TASK => Starting at the beginning of the material and ending with the line that contains "colorbar-segment <box>470 315 490 320</box>", write those lines out again, switching "zoom-out-icon" to "zoom-in-icon" and keeping everything else unchanged.

DATA FOR THIS TASK =>
↓
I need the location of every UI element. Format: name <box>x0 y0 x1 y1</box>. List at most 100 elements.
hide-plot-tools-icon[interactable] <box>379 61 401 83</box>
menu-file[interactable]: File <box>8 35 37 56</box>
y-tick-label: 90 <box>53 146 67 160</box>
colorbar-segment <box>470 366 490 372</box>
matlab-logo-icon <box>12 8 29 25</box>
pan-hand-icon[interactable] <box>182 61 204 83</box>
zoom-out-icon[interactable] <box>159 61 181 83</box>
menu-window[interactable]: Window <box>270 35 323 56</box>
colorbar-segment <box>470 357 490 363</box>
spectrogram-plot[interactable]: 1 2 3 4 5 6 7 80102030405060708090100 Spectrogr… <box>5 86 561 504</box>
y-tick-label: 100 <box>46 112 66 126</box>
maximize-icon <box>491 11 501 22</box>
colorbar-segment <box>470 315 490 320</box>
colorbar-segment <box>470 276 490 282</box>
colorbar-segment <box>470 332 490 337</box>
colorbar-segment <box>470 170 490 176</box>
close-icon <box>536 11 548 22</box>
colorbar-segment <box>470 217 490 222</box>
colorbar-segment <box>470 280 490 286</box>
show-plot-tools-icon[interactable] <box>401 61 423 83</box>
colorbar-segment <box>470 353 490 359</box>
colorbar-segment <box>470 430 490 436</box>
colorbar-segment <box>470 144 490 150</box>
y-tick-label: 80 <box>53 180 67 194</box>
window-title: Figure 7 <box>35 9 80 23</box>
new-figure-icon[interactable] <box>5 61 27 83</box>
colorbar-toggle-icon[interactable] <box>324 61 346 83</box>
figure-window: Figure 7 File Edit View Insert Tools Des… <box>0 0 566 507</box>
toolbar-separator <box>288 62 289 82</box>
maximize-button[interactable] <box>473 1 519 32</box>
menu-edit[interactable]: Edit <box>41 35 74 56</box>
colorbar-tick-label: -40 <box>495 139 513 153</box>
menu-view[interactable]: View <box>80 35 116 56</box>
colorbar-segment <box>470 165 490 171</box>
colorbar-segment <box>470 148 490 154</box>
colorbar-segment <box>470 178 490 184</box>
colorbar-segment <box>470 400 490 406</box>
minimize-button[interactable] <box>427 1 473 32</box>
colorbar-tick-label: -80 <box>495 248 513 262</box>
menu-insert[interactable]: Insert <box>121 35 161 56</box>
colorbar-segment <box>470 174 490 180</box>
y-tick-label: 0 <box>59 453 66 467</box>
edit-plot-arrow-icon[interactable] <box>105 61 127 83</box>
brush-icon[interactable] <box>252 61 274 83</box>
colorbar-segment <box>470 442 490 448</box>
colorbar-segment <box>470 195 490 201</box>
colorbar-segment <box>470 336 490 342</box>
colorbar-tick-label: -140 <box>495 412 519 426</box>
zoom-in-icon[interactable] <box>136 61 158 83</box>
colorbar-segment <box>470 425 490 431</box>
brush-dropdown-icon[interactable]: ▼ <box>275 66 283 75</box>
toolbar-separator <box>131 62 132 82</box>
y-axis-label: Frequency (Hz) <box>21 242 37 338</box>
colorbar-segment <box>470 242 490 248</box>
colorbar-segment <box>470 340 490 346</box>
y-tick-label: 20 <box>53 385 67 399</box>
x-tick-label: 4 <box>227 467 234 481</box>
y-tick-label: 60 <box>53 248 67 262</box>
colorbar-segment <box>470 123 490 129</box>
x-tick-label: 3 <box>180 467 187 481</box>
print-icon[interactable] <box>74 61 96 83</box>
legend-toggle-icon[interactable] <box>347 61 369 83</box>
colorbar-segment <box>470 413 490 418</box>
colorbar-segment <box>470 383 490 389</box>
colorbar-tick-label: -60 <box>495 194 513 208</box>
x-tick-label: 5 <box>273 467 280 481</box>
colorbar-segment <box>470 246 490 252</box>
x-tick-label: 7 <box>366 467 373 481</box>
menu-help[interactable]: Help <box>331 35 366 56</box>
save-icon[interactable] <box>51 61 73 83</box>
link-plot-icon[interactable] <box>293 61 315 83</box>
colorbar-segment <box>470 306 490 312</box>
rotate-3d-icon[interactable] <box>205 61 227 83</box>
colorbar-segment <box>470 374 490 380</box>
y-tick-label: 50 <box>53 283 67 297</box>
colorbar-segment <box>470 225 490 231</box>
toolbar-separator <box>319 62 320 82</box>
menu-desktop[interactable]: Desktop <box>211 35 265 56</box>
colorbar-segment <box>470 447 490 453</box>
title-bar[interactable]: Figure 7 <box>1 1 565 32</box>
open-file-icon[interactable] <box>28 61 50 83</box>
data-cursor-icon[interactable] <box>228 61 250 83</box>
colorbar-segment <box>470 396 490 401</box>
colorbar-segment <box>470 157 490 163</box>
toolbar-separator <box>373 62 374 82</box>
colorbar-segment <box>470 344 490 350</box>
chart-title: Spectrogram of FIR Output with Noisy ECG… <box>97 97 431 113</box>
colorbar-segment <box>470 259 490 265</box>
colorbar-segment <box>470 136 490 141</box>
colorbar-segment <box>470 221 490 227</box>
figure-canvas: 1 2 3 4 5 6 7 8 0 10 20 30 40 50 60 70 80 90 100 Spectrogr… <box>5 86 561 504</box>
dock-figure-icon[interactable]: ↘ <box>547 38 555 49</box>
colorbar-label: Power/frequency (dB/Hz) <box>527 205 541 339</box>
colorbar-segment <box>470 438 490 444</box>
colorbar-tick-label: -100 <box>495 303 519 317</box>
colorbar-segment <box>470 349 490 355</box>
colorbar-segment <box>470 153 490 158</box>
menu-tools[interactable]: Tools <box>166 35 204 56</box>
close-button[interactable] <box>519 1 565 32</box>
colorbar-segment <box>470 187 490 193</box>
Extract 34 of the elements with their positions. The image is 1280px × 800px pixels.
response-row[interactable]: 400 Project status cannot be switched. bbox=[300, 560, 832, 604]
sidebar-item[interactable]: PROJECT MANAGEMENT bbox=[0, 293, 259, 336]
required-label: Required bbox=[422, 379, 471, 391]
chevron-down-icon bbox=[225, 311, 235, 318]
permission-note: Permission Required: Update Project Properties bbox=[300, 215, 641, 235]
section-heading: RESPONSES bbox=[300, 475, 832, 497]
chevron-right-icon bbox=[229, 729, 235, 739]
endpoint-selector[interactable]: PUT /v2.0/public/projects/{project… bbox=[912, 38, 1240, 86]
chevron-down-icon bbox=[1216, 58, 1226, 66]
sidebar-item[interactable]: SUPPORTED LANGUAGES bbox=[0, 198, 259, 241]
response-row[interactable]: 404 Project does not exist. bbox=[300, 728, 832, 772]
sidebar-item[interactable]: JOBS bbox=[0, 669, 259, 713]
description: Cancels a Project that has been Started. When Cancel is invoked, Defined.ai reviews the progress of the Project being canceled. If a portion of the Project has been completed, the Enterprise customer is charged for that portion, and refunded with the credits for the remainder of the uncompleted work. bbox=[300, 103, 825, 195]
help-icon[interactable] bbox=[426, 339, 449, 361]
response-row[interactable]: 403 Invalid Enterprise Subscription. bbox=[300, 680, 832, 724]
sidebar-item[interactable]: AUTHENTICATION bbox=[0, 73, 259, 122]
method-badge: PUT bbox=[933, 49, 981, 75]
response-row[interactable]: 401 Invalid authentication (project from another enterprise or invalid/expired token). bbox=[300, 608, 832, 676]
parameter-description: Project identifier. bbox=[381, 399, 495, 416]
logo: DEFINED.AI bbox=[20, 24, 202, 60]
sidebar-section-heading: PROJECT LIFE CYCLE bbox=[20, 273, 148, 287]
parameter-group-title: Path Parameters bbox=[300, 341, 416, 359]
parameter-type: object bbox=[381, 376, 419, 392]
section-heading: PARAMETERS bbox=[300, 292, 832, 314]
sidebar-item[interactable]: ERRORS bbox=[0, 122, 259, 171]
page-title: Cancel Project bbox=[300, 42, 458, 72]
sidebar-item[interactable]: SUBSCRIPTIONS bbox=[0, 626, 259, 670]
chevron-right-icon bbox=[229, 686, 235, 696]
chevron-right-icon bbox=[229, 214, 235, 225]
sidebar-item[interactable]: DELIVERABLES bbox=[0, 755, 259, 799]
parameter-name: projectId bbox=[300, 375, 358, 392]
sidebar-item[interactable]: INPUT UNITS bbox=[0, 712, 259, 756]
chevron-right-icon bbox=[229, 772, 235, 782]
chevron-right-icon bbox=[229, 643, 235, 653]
↑
THE RESULT =>
I need the location of every UI element. Format: name <box>x0 y0 x1 y1</box>. List at most 100 elements.
hide-plot-tools-icon[interactable] <box>379 61 401 83</box>
menu-file[interactable]: File <box>8 35 37 56</box>
y-tick-label: 90 <box>53 146 67 160</box>
colorbar-segment <box>470 366 490 372</box>
matlab-logo-icon <box>12 8 29 25</box>
pan-hand-icon[interactable] <box>182 61 204 83</box>
zoom-in-icon[interactable] <box>159 61 181 83</box>
menu-window[interactable]: Window <box>270 35 323 56</box>
colorbar-segment <box>470 357 490 363</box>
spectrogram-plot[interactable]: 1 2 3 4 5 6 7 80102030405060708090100 Spectrogr… <box>5 86 561 504</box>
y-tick-label: 100 <box>46 112 66 126</box>
maximize-icon <box>491 11 501 22</box>
colorbar-segment <box>470 315 490 320</box>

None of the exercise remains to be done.